Copy down every line where the string "screenshot" shows up.

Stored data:

-=-=-=-=-

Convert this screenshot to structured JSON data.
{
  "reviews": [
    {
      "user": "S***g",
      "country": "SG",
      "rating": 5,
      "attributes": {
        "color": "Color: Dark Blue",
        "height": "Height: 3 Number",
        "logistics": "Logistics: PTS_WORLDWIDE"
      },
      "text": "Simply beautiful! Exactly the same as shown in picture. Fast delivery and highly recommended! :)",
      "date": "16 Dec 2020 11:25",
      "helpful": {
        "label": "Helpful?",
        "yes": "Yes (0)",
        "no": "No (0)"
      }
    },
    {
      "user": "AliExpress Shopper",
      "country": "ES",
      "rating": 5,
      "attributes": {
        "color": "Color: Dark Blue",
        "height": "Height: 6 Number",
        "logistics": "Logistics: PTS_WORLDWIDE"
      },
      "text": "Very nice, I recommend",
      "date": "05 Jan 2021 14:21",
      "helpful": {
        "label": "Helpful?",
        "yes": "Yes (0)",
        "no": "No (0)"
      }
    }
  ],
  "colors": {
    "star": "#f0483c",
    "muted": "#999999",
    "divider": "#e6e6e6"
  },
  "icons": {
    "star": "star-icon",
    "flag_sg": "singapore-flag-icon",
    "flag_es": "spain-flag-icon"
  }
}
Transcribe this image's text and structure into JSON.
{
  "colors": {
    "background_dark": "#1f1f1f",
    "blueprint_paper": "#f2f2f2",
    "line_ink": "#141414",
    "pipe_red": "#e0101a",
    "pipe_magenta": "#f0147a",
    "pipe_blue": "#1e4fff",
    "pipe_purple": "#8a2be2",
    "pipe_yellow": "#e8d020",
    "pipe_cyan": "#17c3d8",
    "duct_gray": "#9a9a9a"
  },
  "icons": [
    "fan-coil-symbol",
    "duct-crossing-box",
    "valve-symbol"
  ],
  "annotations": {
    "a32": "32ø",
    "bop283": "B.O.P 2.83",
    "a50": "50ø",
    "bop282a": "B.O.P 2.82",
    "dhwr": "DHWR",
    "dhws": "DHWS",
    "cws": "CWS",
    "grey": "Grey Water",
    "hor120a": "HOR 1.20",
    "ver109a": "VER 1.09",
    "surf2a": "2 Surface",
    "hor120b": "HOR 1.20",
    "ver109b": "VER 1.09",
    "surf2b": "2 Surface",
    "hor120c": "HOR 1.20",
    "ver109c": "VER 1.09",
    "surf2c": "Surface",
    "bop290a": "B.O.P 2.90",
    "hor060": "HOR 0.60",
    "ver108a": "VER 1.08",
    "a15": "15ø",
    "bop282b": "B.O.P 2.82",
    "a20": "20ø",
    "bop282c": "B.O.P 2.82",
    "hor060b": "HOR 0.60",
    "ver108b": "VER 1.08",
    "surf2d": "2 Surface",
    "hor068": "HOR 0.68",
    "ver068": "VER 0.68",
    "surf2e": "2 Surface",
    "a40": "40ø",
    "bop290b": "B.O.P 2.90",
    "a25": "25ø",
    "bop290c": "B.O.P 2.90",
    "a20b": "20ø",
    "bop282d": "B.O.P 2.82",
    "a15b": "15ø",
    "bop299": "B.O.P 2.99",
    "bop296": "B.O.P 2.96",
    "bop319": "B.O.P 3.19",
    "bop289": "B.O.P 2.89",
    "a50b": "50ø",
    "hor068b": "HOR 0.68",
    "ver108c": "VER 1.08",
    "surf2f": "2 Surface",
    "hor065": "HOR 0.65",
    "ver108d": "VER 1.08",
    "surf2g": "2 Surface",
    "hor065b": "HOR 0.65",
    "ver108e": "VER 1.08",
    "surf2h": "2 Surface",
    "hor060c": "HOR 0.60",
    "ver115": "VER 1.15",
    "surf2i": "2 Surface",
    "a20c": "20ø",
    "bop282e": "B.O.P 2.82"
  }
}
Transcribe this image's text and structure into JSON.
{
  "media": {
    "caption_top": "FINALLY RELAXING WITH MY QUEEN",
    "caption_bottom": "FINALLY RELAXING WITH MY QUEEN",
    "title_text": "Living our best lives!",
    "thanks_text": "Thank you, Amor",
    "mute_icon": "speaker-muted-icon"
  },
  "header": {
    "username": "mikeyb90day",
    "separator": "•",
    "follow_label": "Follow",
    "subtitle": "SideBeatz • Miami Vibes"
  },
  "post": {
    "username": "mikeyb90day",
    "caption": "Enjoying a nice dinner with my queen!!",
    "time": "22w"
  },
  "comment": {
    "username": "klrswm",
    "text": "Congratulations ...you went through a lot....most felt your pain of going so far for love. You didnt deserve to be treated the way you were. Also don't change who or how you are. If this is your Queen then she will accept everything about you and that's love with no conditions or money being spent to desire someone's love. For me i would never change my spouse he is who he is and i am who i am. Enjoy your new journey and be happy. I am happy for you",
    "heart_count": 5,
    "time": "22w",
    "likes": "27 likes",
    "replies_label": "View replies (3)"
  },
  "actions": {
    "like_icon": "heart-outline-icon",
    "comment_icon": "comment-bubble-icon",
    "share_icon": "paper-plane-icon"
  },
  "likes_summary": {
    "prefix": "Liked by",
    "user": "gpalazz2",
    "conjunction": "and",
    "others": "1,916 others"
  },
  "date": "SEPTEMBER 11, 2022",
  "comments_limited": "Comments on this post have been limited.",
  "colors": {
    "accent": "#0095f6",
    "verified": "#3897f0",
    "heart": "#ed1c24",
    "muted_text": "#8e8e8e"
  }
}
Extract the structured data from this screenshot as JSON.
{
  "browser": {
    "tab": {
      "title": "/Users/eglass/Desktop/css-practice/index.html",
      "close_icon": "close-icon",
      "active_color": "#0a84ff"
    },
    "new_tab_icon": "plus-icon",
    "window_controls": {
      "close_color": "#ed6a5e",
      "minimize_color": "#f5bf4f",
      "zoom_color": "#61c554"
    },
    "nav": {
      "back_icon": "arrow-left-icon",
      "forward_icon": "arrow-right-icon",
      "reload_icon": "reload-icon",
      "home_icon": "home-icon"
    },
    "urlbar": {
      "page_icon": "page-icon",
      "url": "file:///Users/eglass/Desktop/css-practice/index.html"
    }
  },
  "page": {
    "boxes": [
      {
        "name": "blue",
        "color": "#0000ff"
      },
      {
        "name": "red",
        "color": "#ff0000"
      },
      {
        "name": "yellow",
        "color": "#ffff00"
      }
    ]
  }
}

-=-=-=-=-

The result:
Convert this screenshot to structured JSON data.
Extract the structured data from this screenshot as JSON.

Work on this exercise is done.